Exercise directions.
Write out every line of the material as it stands, apart from the pictures.

- - -

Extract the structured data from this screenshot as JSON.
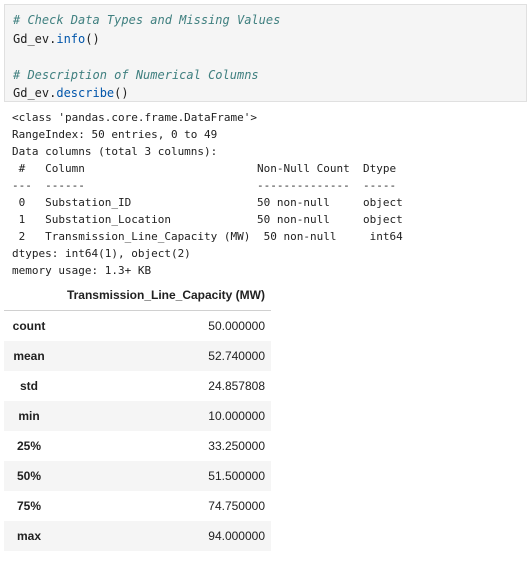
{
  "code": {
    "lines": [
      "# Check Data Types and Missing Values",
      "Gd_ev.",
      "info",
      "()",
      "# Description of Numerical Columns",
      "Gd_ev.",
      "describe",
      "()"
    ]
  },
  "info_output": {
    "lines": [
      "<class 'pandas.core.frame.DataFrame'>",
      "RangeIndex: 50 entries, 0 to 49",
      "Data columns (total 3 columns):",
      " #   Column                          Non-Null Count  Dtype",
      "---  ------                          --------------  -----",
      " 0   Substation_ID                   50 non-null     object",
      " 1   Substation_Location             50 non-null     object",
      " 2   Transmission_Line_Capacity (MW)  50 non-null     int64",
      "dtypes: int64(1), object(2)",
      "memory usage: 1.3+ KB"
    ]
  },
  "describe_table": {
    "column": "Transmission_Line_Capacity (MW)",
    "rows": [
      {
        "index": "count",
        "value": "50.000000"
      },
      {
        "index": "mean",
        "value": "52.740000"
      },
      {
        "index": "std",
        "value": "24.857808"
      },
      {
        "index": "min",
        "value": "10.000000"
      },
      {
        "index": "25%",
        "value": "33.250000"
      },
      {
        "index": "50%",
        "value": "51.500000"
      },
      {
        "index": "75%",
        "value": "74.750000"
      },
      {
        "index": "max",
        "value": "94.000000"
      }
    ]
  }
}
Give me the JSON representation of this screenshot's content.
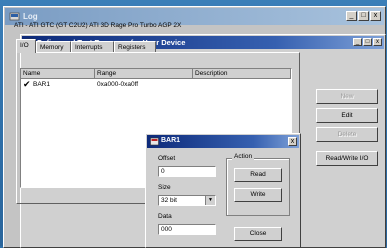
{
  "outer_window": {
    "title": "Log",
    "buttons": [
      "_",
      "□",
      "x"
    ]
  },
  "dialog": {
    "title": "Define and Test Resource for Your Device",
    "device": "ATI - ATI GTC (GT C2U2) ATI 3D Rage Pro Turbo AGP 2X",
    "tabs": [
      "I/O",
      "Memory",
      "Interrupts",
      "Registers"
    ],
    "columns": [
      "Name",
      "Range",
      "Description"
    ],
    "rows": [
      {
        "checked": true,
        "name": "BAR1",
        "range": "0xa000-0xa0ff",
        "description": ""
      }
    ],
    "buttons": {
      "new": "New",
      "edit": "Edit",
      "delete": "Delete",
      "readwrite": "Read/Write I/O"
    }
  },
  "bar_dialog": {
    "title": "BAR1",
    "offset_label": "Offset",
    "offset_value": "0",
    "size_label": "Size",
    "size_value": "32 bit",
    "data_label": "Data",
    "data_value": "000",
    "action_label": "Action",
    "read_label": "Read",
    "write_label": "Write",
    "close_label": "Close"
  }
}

- - -

Exercise output.
Extract the structured data from this screenshot as JSON.
{
  "code": {
    "lines": [
      "# Check Data Types and Missing Values",
      "Gd_ev.",
      "info",
      "()",
      "# Description of Numerical Columns",
      "Gd_ev.",
      "describe",
      "()"
    ]
  },
  "info_output": {
    "lines": [
      "<class 'pandas.core.frame.DataFrame'>",
      "RangeIndex: 50 entries, 0 to 49",
      "Data columns (total 3 columns):",
      " #   Column                          Non-Null Count  Dtype",
      "---  ------                          --------------  -----",
      " 0   Substation_ID                   50 non-null     object",
      " 1   Substation_Location             50 non-null     object",
      " 2   Transmission_Line_Capacity (MW)  50 non-null     int64",
      "dtypes: int64(1), object(2)",
      "memory usage: 1.3+ KB"
    ]
  },
  "describe_table": {
    "column": "Transmission_Line_Capacity (MW)",
    "rows": [
      {
        "index": "count",
        "value": "50.000000"
      },
      {
        "index": "mean",
        "value": "52.740000"
      },
      {
        "index": "std",
        "value": "24.857808"
      },
      {
        "index": "min",
        "value": "10.000000"
      },
      {
        "index": "25%",
        "value": "33.250000"
      },
      {
        "index": "50%",
        "value": "51.500000"
      },
      {
        "index": "75%",
        "value": "74.750000"
      },
      {
        "index": "max",
        "value": "94.000000"
      }
    ]
  }
}
Give me the JSON representation of this screenshot's content.
{
  "outer_window": {
    "title": "Log",
    "buttons": [
      "_",
      "□",
      "x"
    ]
  },
  "dialog": {
    "title": "Define and Test Resource for Your Device",
    "device": "ATI - ATI GTC (GT C2U2) ATI 3D Rage Pro Turbo AGP 2X",
    "tabs": [
      "I/O",
      "Memory",
      "Interrupts",
      "Registers"
    ],
    "columns": [
      "Name",
      "Range",
      "Description"
    ],
    "rows": [
      {
        "checked": true,
        "name": "BAR1",
        "range": "0xa000-0xa0ff",
        "description": ""
      }
    ],
    "buttons": {
      "new": "New",
      "edit": "Edit",
      "delete": "Delete",
      "readwrite": "Read/Write I/O"
    }
  },
  "bar_dialog": {
    "title": "BAR1",
    "offset_label": "Offset",
    "offset_value": "0",
    "size_label": "Size",
    "size_value": "32 bit",
    "data_label": "Data",
    "data_value": "000",
    "action_label": "Action",
    "read_label": "Read",
    "write_label": "Write",
    "close_label": "Close"
  }
}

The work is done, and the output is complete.